**Work to be completed**
Using the records below, locate all lines containing "name" and return them.

____

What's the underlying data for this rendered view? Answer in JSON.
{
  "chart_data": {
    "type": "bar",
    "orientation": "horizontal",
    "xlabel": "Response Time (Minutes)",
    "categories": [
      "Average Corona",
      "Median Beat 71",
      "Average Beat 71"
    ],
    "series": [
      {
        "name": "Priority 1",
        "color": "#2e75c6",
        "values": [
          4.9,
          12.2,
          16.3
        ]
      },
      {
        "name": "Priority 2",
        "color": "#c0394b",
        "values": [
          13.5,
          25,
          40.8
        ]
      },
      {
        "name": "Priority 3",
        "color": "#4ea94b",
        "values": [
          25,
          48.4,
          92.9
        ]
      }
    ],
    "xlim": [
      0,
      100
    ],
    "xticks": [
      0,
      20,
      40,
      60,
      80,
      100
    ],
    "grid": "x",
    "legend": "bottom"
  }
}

____

**Output for this exercise**
        "name": "Priority 1",
        "name": "Priority 2",
        "name": "Priority 3",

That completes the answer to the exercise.